2. Power comes in directly. The Q6A accepts 12 V DC on its own input. That is the rail every RV and trailer already runs on. On the CM5 side, 12 V power goes through the CAN hat, which has a built-in buck converter to feed the CM5 its 5 V rail (no USB-C PD supply anywhere in either build). On the Q6A, that entire power stage goes away.

3. A cheaper CAN hat. The CM5 variant uses the Waveshare RS485 CAN HAT (B), which is the part that houses the 12 V buck converter and also includes transient and reverse polarity protection on the input. The Q6A variant uses the Waveshare RS485 CAN HAT, the small size and low cost RS485 CAN expansion board, with a 12 MHz on-board oscillator feeding the MCP2515. Same CAN bus, same function, noticeably cheaper part. We added a small device-tree overlay to the image so the Qualcomm SPI controller picks up the MCP2515 correctly. A single-line fix to the overlay last week set the clock to 12000000 so it matches the actual part, which is why that hat is called out specifically.

What you give up to get the savings

Cheaper in total parts is real, and it is worth being honest about what gets traded for it. The Q6A board does not include two things the CM5 reference build has:

No active cooling. The CM5 reference stack has a fan. The Q6A board does not. Under the underclocked, subsystems-off profile we ship, idle temperatures are well inside spec, but the margin is smaller. Watch it. Headwaters reports CPU and SoC temperature to the PWA on the same system-stats panel that shows memory and storage, so the number is always one tap away. If your install location is hot, or if you stack the board inside an enclosed space, plan airflow up front rather than finding out later.

WORK ORDER: Using the text above about the Q6A and CM5 builds, say whether each statement agrees with it, and quote the exact deciding words: (a) The Q6A takes 12 V DC on its own input. (b) The Q6A board has a fan. (c) The CM5 build is powered by a USB-C PD supply.

PROVIDED RECORDS:
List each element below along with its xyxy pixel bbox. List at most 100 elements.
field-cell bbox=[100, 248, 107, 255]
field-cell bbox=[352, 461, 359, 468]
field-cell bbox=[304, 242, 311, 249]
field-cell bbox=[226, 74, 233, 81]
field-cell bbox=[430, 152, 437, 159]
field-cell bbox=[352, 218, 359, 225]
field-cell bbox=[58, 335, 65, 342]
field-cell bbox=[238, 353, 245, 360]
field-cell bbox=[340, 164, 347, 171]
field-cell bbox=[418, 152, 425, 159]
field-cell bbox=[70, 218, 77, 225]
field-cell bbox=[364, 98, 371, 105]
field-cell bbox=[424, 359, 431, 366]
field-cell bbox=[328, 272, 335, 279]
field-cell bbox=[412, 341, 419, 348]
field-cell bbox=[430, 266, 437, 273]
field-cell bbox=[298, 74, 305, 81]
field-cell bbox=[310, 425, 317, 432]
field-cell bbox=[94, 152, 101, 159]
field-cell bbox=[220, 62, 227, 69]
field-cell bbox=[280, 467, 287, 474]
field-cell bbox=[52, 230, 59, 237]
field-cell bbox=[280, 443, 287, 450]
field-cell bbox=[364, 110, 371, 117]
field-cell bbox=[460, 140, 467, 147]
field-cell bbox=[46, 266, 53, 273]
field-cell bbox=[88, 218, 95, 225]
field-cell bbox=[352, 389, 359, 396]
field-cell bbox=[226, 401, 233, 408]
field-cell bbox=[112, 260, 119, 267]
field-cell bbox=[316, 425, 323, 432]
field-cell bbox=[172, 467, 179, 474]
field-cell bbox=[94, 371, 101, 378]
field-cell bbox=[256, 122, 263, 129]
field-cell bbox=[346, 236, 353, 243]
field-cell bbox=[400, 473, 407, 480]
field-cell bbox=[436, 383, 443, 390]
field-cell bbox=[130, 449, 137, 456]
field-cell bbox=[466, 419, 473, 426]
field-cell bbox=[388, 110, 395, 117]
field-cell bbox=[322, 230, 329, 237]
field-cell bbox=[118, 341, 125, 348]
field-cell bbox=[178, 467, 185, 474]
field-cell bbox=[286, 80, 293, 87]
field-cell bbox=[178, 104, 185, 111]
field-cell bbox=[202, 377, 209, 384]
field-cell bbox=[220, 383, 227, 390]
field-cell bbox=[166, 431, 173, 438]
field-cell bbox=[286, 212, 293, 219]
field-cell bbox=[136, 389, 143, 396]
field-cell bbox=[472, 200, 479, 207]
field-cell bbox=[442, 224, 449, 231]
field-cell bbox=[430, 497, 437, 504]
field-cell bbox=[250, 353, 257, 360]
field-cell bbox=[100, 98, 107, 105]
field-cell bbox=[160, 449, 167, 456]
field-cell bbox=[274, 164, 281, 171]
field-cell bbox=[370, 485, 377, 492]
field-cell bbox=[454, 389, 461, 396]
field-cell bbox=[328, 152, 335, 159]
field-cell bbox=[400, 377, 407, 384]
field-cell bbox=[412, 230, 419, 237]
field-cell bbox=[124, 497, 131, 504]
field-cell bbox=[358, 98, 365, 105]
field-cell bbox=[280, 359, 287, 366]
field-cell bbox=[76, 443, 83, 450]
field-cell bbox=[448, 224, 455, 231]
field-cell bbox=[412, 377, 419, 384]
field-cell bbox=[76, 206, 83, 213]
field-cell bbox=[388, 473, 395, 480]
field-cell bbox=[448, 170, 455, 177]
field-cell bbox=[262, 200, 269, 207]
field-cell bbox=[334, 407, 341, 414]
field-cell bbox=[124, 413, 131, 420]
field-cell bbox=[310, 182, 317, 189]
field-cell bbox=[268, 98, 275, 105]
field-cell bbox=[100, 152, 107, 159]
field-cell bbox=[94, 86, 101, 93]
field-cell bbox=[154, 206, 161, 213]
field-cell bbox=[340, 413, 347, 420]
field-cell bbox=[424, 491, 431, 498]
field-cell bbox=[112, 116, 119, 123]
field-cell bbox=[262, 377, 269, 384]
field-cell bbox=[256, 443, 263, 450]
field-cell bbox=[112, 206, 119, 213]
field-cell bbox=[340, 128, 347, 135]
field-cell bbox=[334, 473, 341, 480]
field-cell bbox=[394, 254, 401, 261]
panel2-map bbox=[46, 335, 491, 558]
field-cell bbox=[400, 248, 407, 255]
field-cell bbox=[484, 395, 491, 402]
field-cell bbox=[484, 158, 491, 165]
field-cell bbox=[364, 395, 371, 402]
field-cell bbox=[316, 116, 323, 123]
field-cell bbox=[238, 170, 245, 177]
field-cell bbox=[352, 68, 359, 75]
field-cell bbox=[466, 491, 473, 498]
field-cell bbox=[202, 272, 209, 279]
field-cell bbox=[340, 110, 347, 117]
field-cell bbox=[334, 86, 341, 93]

RESULT OF THE EXERCISE:
(a) Yes: "The Q6A accepts 12 V DC on its own input."
(b) No: "The CM5 reference stack has a fan. The Q6A board does not."
(c) No: "no USB-C PD supply anywhere in either build"